Only lines holding the word "szolgáltatások" should be copied from the material.

INPUT RECORDS —
____________

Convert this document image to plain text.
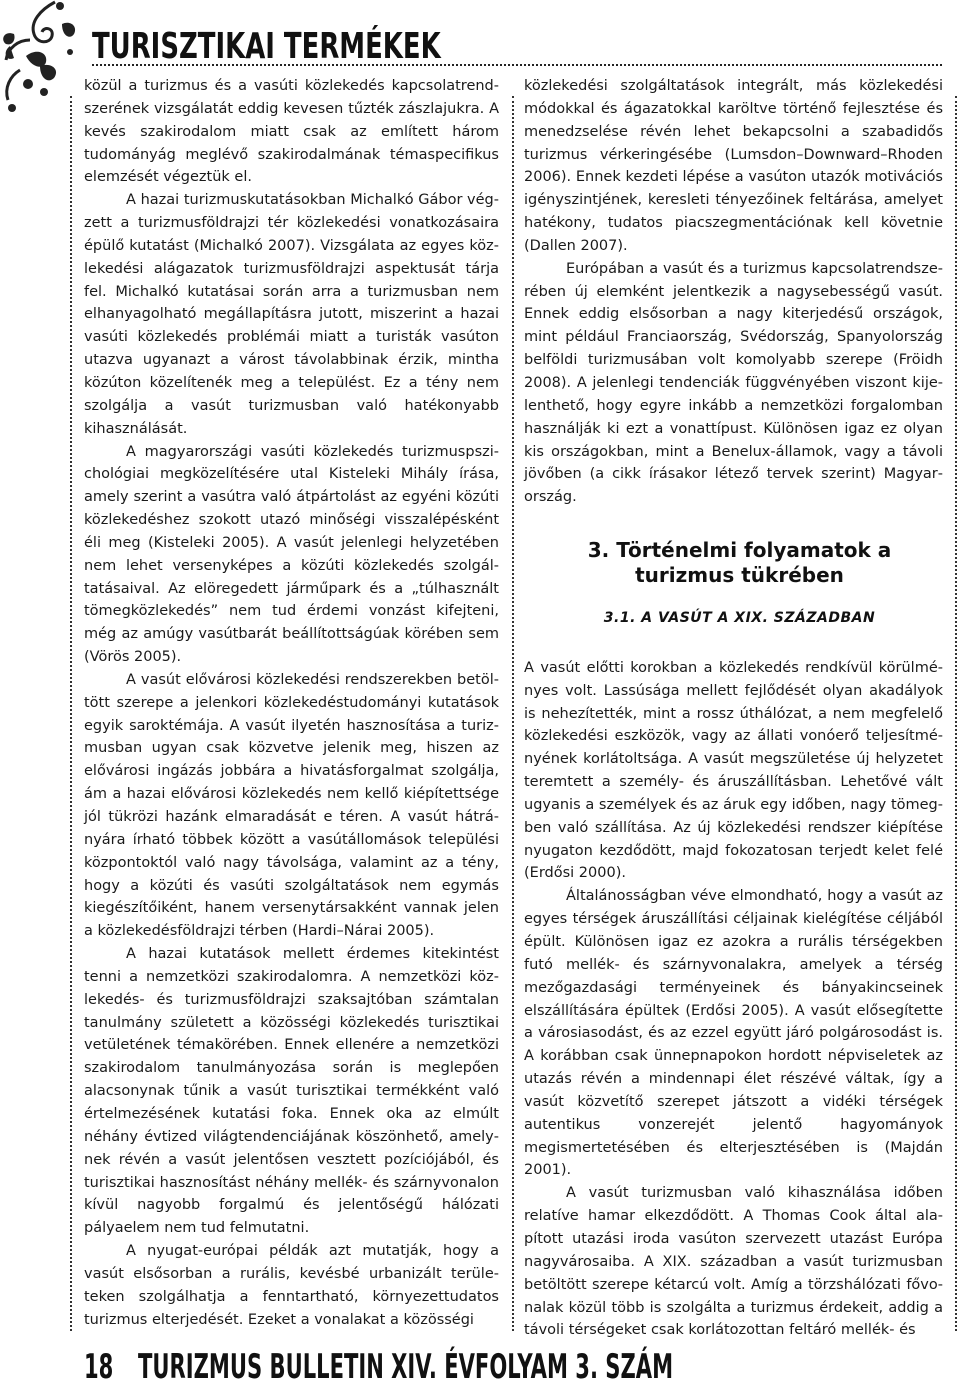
TURISZTIKAI TERMÉKEK

közül a turizmus és a vasúti közlekedés kapcsolatrendszerének vizsgálatát eddig kevesen tűzték zászlajukra. A kevés szakirodalom miatt csak az említett három tudományág meglévő szakirodalmának témaspecifikus elemzését végeztük el.

A hazai turizmuskutatásokban Michalkó Gábor végzett a turizmusföldrajzi tér közlekedési vonatkozásaira épülő kutatást (Michalkó 2007). Vizsgálata az egyes közlekedési alágazatok turizmusföldrajzi aspektusát tárja fel. Michalkó kutatásai során arra a turizmusban nem elhanyagolható megállapításra jutott, miszerint a hazai vasúti közlekedés problémái miatt a turisták vasúton utazva ugyanazt a várost távolabbinak érzik, mintha közúton közelítenék meg a települést. Ez a tény nem szolgálja a vasút turizmusban való hatékonyabb kihasználását.

A magyarországi vasúti közlekedés turizmuspszichológiai megközelítésére utal Kisteleki Mihály írása, amely szerint a vasútra való átpártolást az egyéni közúti közlekedéshez szokott utazó minőségi visszalépésként éli meg (Kisteleki 2005). A vasút jelenlegi helyzetében nem lehet versenyképes a közúti közlekedés szolgáltatásaival. Az elöregedett járműpark és a „túlhasznált tömegközlekedés” nem tud érdemi vonzást kifejteni, még az amúgy vasútbarát beállítottságúak körében sem (Vörös 2005).

A vasút elővárosi közlekedési rendszerekben betöltött szerepe a jelenkori közlekedéstudományi kutatások egyik saroktémája. A vasút ilyetén hasznosítása a turizmusban ugyan csak közvetve jelenik meg, hiszen az elővárosi ingázás jobbára a hivatásforgalmat szolgálja, ám a hazai elővárosi közlekedés nem kellő kiépítettsége jól tükrözi hazánk elmaradását e téren. A vasút hátrányára írható többek között a vasútállomások települési központoktól való nagy távolsága, valamint az a tény, hogy a közúti és vasúti szolgáltatások nem egymás kiegészítőiként, hanem versenytársakként vannak jelen a közlekedésföldrajzi térben (Hardi–Nárai 2005).

A hazai kutatások mellett érdemes kitekintést tenni a nemzetközi szakirodalomra. A nemzetközi közlekedés- és turizmusföldrajzi szaksajtóban számtalan tanulmány született a közösségi közlekedés turisztikai vetületének témakörében. Ennek ellenére a nemzetközi szakirodalom tanulmányozása során is meglepően alacsonynak tűnik a vasút turisztikai termékként való értelmezésének kutatási foka. Ennek oka az elmúlt néhány évtized világtendenciájának köszönhető, amelynek révén a vasút jelentősen vesztett pozíciójából, és turisztikai hasznosítást néhány mellék- és szárnyvonalon kívül nagyobb forgalmú és jelentőségű hálózati pályaelem nem tud felmutatni.

A nyugat-európai példák azt mutatják, hogy a vasút elsősorban a rurális, kevésbé urbanizált területeken szolgálhatja a fenntartható, környezettudatos turizmus elterjedését. Ezeket a vonalakat a közösségi

közlekedési szolgáltatások integrált, más közlekedési módokkal és ágazatokkal karöltve történő fejlesztése és menedzselése révén lehet bekapcsolni a szabadidős turizmus vérkeringésébe (Lumsdon–Downward–Rhoden 2006). Ennek kezdeti lépése a vasúton utazók motivációs igényszintjének, keresleti tényezőinek feltárása, amelyet hatékony, tudatos piacszegmentációnak kell követnie (Dallen 2007).

Európában a vasút és a turizmus kapcsolatrendszerében új elemként jelentkezik a nagysebességű vasút. Ennek eddig elsősorban a nagy kiterjedésű országok, mint például Franciaország, Svédország, Spanyolország belföldi turizmusában volt komolyabb szerepe (Fröidh 2008). A jelenlegi tendenciák függvényében viszont kijelenthető, hogy egyre inkább a nemzetközi forgalomban használják ki ezt a vonattípust. Különösen igaz ez olyan kis országokban, mint a Benelux-államok, vagy a távoli jövőben (a cikk írásakor létező tervek szerint) Magyarország.

3. Történelmi folyamatok a turizmus tükrében
3.1. A VASÚT A XIX. SZÁZADBAN

A vasút előtti korokban a közlekedés rendkívül körülményes volt. Lassúsága mellett fejlődését olyan akadályok is nehezítették, mint a rossz úthálózat, a nem megfelelő közlekedési eszközök, vagy az állati vonóerő teljesítményének korlátoltsága. A vasút megszületése új helyzetet teremtett a személy- és áruszállításban. Lehetővé vált ugyanis a személyek és az áruk egy időben, nagy tömegben való szállítása. Az új közlekedési rendszer kiépítése nyugaton kezdődött, majd fokozatosan terjedt kelet felé (Erdősi 2000).

Általánosságban véve elmondható, hogy a vasút az egyes térségek áruszállítási céljainak kielégítése céljából épült. Különösen igaz ez azokra a rurális térségekben futó mellék- és szárnyvonalakra, amelyek a térség mezőgazdasági terményeinek és bányakincseinek elszállítására épültek (Erdősi 2005). A vasút elősegítette a városiasodást, és az ezzel együtt járó polgárosodást is. A korábban csak ünnepnapokon hordott népviseletek az utazás révén a mindennapi élet részévé váltak, így a vasút közvetítő szerepet játszott a vidéki térségek autentikus vonzerejét jelentő hagyományok megismertetésében és elterjesztésében is (Majdán 2001).

A vasút turizmusban való kihasználása időben relatíve hamar elkezdődött. A Thomas Cook által alapított utazási iroda vasúton szervezett utazást Európa nagyvárosaiba. A XIX. században a vasút turizmusban betöltött szerepe kétarcú volt. Amíg a törzshálózati fővonalak közül több is szolgálta a turizmus érdekeit, addig a távoli térségeket csak korlátozottan feltáró mellék- és

18 TURIZMUS BULLETIN XIV. ÉVFOLYAM 3. SZÁM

____________

SOLUTION TO THE PROBLEM —
A vasút elővárosi közlekedési rendszerekben betöltött szerepe a jelenkori közlekedéstudományi kutatások egyik saroktémája. A vasút ilyetén hasznosítása a turizmusban ugyan csak közvetve jelenik meg, hiszen az elővárosi ingázás jobbára a hivatásforgalmat szolgálja, ám a hazai elővárosi közlekedés nem kellő kiépítettsége jól tükrözi hazánk elmaradását e téren. A vasút hátrányára írható többek között a vasútállomások települési központoktól való nagy távolsága, valamint az a tény, hogy a közúti és vasúti szolgáltatások nem egymás kiegészítőiként, hanem versenytársakként vannak jelen a közlekedésföldrajzi térben (Hardi–Nárai 2005).
közlekedési szolgáltatások integrált, más közlekedési módokkal és ágazatokkal karöltve történő fejlesztése és menedzselése révén lehet bekapcsolni a szabadidős turizmus vérkeringésébe (Lumsdon–Downward–Rhoden 2006). Ennek kezdeti lépése a vasúton utazók motivációs igényszintjének, keresleti tényezőinek feltárása, amelyet hatékony, tudatos piacszegmentációnak kell követnie (Dallen 2007).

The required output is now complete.